Required task: Your answer should be a single number: the count of lines that include the word "edição".
****************
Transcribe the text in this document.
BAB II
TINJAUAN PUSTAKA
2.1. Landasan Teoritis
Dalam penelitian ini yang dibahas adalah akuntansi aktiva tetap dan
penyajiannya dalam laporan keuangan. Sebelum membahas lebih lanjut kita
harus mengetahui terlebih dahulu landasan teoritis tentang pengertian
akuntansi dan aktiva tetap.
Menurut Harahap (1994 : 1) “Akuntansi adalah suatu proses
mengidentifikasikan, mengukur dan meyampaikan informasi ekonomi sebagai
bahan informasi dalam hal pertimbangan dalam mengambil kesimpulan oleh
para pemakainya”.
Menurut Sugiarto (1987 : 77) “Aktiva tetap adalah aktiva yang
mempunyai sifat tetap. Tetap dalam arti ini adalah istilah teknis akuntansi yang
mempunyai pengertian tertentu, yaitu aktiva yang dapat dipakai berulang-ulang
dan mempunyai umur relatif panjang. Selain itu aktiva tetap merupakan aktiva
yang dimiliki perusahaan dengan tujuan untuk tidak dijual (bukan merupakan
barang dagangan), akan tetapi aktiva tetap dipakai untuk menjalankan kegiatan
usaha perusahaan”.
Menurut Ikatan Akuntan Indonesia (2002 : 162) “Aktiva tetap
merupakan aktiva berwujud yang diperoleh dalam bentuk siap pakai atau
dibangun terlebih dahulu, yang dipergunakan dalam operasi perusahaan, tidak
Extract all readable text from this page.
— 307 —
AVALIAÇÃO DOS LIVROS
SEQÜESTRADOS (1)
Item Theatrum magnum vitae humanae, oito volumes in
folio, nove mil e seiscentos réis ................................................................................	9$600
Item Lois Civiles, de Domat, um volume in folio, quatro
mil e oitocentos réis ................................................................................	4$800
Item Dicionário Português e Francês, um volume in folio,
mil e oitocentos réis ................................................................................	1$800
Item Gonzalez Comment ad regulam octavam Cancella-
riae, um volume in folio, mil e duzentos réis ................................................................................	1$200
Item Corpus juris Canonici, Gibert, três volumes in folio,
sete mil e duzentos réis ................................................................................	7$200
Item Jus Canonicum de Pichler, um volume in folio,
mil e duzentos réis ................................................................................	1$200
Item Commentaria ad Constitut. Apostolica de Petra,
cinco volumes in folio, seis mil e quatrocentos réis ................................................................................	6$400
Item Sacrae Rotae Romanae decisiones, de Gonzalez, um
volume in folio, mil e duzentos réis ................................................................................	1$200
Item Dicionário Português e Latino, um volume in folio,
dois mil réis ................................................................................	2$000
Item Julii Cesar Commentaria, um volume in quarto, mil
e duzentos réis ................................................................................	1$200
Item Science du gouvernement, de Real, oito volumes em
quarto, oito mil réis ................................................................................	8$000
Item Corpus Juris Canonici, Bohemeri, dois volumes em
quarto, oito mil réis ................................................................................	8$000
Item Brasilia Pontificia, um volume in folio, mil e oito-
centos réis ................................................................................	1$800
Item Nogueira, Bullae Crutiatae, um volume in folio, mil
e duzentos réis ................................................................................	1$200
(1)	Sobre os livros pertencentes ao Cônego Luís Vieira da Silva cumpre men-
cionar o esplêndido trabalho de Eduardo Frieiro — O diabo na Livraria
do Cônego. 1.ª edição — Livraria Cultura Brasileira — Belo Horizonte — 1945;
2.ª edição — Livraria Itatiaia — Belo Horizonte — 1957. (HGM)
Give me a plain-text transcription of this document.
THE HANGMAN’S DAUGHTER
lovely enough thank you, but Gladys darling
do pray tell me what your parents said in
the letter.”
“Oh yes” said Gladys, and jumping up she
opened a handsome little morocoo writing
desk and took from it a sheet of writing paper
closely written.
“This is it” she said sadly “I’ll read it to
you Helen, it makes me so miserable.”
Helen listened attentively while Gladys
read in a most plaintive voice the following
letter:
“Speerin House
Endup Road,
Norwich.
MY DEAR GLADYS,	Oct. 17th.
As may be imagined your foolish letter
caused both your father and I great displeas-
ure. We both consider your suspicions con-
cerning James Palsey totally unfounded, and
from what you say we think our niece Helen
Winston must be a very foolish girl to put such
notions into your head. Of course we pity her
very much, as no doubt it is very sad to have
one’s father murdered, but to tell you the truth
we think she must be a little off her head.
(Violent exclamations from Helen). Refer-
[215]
****************
Answer for this exercise: 2